(Stored data)
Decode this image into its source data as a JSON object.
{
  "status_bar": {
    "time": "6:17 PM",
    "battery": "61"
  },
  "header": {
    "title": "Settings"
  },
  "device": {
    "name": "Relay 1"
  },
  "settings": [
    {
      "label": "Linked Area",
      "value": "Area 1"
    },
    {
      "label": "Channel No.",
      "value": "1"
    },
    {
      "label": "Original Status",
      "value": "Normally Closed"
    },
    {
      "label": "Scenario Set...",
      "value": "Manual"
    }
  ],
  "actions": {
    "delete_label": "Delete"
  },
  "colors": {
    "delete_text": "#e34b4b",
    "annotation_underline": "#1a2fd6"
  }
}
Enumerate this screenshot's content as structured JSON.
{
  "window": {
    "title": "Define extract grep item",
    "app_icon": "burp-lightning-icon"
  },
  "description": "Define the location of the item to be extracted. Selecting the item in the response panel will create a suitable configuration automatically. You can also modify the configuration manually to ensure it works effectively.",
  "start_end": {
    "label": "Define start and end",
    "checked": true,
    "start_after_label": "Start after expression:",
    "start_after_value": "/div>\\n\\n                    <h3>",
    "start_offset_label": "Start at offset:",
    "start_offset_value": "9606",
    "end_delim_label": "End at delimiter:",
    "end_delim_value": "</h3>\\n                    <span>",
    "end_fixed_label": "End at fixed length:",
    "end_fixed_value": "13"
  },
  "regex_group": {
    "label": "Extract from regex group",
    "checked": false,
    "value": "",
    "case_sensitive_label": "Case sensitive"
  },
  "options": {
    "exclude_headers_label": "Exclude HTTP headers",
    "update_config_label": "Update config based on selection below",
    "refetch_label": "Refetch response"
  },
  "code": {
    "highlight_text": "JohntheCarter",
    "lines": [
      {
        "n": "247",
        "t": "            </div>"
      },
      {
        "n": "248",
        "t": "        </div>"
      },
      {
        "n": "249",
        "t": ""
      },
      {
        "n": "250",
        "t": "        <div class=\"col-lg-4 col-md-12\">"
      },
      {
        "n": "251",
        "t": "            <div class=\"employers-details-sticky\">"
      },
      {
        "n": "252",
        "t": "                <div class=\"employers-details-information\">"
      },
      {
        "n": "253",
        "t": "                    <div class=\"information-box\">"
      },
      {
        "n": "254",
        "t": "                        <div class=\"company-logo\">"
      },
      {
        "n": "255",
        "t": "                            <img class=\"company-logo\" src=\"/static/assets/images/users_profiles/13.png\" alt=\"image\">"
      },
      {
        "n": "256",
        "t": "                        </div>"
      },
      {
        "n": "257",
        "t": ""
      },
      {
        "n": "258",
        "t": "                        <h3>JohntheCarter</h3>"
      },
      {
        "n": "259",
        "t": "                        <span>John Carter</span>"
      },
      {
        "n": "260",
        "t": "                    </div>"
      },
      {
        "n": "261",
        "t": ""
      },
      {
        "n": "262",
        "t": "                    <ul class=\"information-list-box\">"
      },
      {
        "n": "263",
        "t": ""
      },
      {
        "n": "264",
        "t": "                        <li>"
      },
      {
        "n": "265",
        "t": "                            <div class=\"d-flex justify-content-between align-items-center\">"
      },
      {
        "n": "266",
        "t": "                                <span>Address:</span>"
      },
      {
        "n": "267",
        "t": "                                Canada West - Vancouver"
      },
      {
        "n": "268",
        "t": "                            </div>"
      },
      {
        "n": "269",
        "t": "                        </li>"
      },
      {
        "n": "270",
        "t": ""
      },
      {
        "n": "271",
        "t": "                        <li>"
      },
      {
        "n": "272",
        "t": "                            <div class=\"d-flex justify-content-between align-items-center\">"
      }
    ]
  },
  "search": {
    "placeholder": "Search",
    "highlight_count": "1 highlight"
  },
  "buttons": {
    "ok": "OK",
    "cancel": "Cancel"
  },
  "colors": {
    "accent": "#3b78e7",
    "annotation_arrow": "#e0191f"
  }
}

| PROBLEM STATEMENT |
Find the word "image" in the material, then list each line that holds it.

| EXERCISE OUTPUT |
Decode this image into its source data as a JSON object.
        "t": "                            <img class=\"company-logo\" src=\"/static/assets/images/users_profiles/13.png\" alt=\"image\">"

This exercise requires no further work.